* **Apply what you read**:
1 – Answer these questions about the notebook excerpt on tokens and chat messages:
(a) What did the first request to reverse the letters in "lollipop" print?
(b) Which temperature value is passed when asking for the short Dr Seuss poem?
(c) What name does the carrot have in the one-sentence stories?
2 – Carry on the notebook excerpt on tokens and chat messages, starting right after its final line.

* **Passage provided**:
The capital of France is Paris.


## Tokens

In [None]:
response = get_completion("Take the letters in lollipop and reverse them")
print(response)

ppilolol


"lollipop" in reverse should be "popillol"

In [None]:
response = get_completion("""Take the letters in l-o-l-l-i-p-o-p and reverse them""")
print(response)

p-o-p-i-l-l-o-l


## With formatted messages

In [None]:
messages =  [  
  {'role':'system', 
  'content':"""You are an assistant who responds in the style of Dr Seuss."""},    
  {'role':'user', 
  'content':"""write me a very short poem about a happy carrot"""},  
] 
response = get_completion_from_messages(messages, temperature=1)
print(response)

Oh, the happy orange carrot,
With a smile as big as a parrot,
Growing in the garden so green,
Oh, how happy it has been!


In [None]:
# length
messages =  [  
  {'role':'system',
  'content':'All your responses must be \
  one sentence long.'},    
  {'role':'user',
  'content':'write me a story about a happy carrot'},  
]
response = get_completion_from_messages(messages, temperature =1)
print(response)

Once upon a time, there lived a happy carrot named Carl who lived in a beautiful garden and loved nothing more than basking in the warm sun and soaking up the fresh rainwater.


In [None]:
# length
messages =  [  
{'role':'system',
 'content':'All your responses must be \
one sentence long.'},    
{'role':'user',
 'content':'write me a story about a happy carrot'},  
]
response = get_completion_from_messages(messages, temperature =1)
print(response)

Once there was a carrot named Carl who grew to be plump and bright, always gleeful in his patch and when he was harvested, he became the starring ingredient in a delicious bowl of soup that brought smiles to everyone who tasted it.


In [None]:
# combined
messages =  [  
{'role':'system',
 'content':"""You are an assistant who \
responds in the style of Dr Seuss. \
All your responses must be one sentence long."""},    
{'role':'user',
 'content':"""write me a story about a happy carrot"""},
] 
response = get_completion_from_messages(messages, 
                                        temperature =1)

(Dataset entries)
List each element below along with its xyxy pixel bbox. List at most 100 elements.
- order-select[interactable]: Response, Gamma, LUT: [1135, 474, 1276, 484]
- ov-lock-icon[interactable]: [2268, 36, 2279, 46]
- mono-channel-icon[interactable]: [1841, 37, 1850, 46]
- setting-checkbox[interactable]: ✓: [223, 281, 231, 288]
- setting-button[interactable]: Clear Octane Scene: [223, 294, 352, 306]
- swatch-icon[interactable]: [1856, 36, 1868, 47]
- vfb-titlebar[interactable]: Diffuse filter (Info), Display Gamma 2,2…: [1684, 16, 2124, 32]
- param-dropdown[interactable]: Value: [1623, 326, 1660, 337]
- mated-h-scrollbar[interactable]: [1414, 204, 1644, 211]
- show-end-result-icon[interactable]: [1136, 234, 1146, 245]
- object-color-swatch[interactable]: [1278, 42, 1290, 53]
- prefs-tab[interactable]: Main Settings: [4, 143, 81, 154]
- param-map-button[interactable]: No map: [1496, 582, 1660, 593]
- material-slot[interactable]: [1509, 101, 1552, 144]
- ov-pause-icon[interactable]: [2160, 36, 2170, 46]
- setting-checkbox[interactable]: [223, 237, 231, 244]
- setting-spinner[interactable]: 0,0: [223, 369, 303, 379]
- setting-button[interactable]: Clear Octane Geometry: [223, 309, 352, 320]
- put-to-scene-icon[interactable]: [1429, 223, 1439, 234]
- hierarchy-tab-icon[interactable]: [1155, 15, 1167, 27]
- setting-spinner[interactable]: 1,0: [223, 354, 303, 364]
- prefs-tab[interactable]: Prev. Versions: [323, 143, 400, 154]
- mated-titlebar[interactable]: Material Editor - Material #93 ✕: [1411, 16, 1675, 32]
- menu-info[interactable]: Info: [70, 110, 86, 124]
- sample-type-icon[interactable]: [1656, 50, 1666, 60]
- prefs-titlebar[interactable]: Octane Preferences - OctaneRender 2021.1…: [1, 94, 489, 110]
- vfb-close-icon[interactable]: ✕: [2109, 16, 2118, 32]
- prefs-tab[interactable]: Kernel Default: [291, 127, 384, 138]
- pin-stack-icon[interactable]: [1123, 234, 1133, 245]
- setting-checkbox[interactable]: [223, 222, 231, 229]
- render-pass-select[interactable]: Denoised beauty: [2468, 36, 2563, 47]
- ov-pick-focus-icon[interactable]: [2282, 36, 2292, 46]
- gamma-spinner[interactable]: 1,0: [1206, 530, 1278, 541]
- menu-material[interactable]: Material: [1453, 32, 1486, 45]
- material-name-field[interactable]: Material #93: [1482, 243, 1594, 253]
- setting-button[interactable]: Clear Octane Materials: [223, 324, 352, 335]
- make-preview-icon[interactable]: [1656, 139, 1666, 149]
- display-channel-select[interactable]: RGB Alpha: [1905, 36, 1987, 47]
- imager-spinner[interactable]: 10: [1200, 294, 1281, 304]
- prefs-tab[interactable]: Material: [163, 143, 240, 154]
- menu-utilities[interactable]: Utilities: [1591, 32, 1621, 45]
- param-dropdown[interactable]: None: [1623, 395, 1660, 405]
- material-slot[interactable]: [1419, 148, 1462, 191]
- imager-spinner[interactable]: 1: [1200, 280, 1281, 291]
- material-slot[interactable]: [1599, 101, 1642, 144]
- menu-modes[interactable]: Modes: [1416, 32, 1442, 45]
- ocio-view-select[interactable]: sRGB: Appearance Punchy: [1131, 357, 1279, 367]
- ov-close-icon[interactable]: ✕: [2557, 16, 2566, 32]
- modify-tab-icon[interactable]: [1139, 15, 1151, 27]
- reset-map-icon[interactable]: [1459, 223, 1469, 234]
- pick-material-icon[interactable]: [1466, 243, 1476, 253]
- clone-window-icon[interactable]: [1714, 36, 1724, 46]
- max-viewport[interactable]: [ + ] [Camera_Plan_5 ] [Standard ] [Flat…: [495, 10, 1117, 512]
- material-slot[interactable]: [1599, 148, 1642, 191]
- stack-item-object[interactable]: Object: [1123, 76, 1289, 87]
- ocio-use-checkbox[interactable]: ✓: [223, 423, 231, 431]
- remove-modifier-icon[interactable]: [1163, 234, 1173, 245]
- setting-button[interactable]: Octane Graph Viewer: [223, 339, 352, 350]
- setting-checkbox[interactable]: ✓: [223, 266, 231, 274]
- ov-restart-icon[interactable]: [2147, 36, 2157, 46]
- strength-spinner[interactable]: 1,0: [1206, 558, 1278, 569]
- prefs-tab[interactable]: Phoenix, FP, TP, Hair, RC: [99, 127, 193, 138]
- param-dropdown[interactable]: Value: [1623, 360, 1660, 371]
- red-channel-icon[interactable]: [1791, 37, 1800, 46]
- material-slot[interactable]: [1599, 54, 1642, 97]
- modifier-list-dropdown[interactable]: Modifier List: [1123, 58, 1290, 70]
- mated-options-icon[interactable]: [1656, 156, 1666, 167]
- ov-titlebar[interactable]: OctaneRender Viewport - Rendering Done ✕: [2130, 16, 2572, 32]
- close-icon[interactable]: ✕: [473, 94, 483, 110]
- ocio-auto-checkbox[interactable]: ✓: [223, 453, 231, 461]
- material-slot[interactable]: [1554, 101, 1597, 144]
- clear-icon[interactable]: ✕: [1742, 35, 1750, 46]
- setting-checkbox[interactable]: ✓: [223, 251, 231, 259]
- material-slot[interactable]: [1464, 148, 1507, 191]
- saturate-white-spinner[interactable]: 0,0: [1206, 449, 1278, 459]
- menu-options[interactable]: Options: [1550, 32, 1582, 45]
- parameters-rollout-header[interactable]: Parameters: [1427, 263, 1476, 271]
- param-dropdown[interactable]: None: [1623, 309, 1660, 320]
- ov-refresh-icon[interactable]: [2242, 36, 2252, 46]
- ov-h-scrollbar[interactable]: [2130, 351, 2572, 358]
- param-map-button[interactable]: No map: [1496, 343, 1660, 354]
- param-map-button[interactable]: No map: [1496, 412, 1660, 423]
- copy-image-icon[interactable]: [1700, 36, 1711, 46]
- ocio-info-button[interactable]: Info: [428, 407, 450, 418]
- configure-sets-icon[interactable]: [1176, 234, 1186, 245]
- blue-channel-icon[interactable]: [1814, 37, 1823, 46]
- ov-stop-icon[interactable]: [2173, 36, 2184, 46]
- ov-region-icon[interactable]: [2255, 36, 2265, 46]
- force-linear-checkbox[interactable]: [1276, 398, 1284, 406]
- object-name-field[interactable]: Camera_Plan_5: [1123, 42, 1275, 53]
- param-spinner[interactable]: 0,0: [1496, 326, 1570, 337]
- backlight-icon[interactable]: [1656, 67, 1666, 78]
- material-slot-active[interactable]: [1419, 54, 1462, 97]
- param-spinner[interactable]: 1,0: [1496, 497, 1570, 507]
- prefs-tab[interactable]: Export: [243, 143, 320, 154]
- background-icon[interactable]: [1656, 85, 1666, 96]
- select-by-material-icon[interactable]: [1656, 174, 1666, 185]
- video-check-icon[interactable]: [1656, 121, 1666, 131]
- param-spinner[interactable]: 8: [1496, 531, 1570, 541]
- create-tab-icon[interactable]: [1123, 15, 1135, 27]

* **Results for each task**:
1 –
(a) ppilolol
(b) 1
(c) Carl

2 –
print(response)

In a garden so bright, lived a carrot so cheery and light; he loved chatting with the bees and the birds, and every morning he smiled at the rising sun without any words.


In [None]:
messages = [
  {'role':'system', 
  'content':"""You are an assistant who responds\
  in the style of Dr Seuss."""},    
  {'role':'user',
  'content':"""write me a very short poem \ 
  about a happy carrot"""},  
]


response, token_dict = get_completion_and_token_count(messages)

In [None]:
print(response)

Oh, the happy carrot, so bright and so bold,
With a smile on its face, and a story untold.
It grew in the garden, with love and with care,
And now it's so happy, it's beyond compare!


In [None]:
print(token_dict)

{'prompt_tokens': 41, 'completion_tokens': 49, 'total_tokens': 90}


#### A note about the backslash

- In the notebook, we are using a backslash `\` to make the text fit on the screen without inserting newline '\n' characters.
- GPT-3 isn't really affected whether you insert newline characters or not.  But when working with LLMs in general, you may consider whether newline characters in your prompt may affect the model's performance.